* Records from a data source *
........

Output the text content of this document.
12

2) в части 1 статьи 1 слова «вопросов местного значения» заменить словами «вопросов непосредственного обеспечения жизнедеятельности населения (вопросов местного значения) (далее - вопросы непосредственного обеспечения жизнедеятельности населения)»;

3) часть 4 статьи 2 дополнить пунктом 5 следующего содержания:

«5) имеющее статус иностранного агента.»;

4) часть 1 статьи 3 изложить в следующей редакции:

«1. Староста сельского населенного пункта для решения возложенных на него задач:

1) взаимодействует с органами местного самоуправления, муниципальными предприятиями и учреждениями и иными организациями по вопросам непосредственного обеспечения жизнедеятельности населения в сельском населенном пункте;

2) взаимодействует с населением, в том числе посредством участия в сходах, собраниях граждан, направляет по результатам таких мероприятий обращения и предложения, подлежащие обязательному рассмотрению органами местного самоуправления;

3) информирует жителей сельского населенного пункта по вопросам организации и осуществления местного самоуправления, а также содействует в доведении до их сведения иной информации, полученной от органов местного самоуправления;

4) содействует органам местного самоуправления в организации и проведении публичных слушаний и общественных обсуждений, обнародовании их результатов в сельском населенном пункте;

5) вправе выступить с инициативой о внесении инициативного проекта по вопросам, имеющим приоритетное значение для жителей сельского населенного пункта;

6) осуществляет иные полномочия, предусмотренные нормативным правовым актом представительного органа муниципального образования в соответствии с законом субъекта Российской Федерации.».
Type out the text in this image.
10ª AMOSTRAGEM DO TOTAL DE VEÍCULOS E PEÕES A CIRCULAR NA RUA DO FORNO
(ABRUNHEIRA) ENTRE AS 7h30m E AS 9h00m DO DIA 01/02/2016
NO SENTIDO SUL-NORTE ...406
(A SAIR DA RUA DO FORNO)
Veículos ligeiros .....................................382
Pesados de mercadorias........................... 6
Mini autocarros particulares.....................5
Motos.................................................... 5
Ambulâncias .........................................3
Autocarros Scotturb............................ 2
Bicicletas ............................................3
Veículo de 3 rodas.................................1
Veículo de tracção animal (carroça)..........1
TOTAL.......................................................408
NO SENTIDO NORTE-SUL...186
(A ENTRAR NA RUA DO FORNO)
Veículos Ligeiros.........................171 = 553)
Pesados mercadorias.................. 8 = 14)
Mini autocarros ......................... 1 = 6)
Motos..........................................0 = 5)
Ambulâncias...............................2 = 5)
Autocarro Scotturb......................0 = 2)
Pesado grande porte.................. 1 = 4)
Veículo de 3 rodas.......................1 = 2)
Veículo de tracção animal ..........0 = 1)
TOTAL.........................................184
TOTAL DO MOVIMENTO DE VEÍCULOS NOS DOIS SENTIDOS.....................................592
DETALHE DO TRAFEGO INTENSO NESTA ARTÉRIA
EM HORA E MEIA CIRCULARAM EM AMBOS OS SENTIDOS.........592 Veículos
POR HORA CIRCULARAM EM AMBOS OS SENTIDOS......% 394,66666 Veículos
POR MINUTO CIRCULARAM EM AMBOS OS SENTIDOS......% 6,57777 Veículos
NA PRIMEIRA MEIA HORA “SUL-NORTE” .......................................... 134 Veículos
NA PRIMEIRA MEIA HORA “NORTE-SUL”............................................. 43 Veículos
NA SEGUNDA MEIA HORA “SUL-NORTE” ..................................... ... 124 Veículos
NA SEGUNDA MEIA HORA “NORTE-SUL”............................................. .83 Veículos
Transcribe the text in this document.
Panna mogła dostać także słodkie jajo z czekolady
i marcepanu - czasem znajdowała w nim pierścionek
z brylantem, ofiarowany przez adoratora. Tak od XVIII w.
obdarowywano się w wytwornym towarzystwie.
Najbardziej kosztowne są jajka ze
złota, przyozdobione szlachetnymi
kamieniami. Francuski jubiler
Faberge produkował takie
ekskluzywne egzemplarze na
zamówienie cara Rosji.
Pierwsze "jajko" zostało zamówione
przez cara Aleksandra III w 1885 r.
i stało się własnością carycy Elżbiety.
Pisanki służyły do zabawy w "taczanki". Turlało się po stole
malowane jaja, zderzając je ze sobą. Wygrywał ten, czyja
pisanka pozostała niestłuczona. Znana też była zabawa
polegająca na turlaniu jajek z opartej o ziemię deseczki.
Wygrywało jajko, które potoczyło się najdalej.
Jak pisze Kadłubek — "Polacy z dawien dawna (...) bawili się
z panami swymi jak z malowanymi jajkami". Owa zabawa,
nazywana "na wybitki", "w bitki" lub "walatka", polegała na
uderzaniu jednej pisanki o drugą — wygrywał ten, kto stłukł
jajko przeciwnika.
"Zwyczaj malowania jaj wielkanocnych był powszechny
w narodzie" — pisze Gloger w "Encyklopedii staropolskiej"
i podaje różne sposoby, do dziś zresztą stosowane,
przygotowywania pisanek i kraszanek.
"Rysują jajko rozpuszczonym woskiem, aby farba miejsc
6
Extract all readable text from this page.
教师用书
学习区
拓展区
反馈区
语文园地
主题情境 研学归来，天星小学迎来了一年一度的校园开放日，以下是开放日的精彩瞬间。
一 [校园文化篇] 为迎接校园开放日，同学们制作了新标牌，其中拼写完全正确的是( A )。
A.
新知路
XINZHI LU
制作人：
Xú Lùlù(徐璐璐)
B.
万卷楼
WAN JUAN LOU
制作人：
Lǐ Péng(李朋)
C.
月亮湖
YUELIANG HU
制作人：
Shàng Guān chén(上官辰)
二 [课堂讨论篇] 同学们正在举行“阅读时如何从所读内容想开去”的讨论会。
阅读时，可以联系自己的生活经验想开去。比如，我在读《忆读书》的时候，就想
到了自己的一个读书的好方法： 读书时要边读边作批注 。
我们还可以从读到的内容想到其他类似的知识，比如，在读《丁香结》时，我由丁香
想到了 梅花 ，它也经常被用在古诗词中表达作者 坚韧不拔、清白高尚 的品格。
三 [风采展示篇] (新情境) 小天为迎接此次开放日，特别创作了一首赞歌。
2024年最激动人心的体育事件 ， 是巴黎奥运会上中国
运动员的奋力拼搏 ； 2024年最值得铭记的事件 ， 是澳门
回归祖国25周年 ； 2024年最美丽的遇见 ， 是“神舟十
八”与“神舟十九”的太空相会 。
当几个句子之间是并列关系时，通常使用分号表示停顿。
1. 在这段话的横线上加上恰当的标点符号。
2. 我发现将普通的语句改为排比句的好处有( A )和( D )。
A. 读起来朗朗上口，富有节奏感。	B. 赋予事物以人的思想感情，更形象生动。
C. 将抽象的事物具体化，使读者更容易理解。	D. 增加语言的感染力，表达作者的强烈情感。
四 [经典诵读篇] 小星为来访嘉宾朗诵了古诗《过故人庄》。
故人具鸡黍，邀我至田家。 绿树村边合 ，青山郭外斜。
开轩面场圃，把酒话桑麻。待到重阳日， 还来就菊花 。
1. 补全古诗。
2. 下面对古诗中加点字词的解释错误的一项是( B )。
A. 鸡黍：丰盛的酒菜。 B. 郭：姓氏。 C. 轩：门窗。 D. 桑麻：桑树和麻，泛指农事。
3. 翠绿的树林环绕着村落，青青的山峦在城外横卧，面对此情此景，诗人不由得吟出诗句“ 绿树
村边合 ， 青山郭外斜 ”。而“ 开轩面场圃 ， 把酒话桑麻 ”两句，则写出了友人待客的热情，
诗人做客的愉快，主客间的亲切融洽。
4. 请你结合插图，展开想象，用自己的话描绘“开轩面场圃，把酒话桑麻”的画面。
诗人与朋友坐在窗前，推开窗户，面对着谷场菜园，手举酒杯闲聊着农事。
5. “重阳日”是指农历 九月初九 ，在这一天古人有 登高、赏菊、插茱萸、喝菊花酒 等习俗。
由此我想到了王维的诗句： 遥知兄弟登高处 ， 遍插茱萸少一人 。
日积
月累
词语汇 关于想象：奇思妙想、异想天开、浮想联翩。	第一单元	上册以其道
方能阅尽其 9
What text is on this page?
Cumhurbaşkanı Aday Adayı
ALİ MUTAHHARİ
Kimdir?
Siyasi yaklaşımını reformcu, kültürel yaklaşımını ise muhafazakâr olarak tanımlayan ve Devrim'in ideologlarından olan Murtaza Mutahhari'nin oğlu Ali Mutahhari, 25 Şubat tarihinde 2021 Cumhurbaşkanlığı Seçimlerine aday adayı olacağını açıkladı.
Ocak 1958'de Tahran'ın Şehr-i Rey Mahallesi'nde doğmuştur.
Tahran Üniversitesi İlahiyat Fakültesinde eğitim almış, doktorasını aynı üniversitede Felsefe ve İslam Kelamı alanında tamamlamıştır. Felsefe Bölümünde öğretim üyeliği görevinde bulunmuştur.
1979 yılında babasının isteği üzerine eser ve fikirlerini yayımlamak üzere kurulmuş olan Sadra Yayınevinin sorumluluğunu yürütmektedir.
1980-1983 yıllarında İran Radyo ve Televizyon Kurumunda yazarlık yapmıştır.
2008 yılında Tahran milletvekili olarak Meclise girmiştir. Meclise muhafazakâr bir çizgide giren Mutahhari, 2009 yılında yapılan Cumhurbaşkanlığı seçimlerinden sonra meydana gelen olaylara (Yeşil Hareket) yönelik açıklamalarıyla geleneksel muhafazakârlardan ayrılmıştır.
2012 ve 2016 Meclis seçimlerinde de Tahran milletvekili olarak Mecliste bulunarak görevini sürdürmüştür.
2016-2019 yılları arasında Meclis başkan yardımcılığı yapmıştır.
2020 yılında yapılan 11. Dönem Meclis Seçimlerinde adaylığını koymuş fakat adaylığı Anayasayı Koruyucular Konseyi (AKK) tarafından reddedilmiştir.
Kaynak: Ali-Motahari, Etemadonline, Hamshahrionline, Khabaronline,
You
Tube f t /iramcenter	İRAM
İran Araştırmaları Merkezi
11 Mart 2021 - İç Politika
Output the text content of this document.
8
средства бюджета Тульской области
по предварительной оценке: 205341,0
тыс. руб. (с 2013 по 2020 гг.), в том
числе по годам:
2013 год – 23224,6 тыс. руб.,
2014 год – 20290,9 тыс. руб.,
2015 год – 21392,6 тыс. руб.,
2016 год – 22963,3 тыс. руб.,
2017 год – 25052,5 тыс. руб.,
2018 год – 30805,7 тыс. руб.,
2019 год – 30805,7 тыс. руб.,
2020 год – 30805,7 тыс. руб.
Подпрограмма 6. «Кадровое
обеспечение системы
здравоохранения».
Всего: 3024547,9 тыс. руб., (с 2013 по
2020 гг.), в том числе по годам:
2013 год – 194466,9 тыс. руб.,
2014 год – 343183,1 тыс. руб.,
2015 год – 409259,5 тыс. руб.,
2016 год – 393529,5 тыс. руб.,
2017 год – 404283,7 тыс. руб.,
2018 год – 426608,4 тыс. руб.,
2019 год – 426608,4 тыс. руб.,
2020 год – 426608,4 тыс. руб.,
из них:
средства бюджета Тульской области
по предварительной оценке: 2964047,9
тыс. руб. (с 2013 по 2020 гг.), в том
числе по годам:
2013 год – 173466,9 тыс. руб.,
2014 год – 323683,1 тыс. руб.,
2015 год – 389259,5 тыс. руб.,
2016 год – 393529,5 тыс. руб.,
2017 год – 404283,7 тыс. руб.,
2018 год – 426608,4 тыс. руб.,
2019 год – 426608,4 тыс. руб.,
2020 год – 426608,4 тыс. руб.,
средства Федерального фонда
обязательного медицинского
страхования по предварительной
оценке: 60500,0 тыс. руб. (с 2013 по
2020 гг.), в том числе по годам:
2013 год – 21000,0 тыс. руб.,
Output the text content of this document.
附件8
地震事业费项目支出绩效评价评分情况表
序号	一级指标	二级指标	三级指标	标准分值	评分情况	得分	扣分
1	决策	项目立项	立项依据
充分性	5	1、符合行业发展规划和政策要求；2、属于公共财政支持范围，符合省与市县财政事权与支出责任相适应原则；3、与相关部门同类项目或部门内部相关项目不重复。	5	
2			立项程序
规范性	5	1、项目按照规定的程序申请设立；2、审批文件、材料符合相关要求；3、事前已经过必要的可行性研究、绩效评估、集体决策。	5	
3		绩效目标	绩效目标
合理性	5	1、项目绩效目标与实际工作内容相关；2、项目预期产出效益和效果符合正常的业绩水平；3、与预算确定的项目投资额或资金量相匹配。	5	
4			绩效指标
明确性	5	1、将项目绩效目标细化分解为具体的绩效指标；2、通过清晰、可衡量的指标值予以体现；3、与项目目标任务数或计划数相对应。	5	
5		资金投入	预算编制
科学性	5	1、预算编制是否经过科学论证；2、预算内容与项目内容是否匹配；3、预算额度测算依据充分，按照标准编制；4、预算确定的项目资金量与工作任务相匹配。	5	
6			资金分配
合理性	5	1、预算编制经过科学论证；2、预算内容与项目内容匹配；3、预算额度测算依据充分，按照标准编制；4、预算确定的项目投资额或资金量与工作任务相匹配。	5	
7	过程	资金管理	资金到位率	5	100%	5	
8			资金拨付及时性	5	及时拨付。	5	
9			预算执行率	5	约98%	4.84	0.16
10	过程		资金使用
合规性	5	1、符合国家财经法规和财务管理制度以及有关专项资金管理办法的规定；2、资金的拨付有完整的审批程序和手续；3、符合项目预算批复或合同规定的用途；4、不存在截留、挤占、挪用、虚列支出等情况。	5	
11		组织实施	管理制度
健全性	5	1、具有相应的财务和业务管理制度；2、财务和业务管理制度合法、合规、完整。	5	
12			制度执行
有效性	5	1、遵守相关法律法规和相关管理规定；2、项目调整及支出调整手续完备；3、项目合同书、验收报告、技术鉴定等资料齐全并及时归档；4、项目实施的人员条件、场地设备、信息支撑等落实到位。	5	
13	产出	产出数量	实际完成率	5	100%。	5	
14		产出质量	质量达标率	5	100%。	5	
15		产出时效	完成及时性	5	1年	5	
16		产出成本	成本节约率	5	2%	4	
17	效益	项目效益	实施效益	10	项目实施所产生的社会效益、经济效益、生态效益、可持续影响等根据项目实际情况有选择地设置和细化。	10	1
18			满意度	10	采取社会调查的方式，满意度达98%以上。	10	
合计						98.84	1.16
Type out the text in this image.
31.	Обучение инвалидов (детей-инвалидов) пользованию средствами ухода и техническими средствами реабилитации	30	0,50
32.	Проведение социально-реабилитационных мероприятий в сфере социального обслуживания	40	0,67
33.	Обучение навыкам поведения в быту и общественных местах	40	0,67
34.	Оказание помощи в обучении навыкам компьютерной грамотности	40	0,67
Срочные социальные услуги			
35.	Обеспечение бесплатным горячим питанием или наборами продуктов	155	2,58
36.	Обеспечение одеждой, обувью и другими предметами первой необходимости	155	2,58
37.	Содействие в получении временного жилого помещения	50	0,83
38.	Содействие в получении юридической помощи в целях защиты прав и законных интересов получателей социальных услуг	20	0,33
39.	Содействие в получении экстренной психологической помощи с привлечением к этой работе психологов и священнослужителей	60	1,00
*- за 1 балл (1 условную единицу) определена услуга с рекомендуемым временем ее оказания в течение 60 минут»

........

* EXERCISE TASK *
List every line from the entries above in which "预算额度测算依据充分" appears.

* RESULT OF THIS EXERCISE *
科学性	5	1、预算编制是否经过科学论证；2、预算内容与项目内容是否匹配；3、预算额度测算依据充分，按照标准编制；4、预算确定的项目资金量与工作任务相匹配。	5	
合理性	5	1、预算编制经过科学论证；2、预算内容与项目内容匹配；3、预算额度测算依据充分，按照标准编制；4、预算确定的项目投资额或资金量与工作任务相匹配。	5	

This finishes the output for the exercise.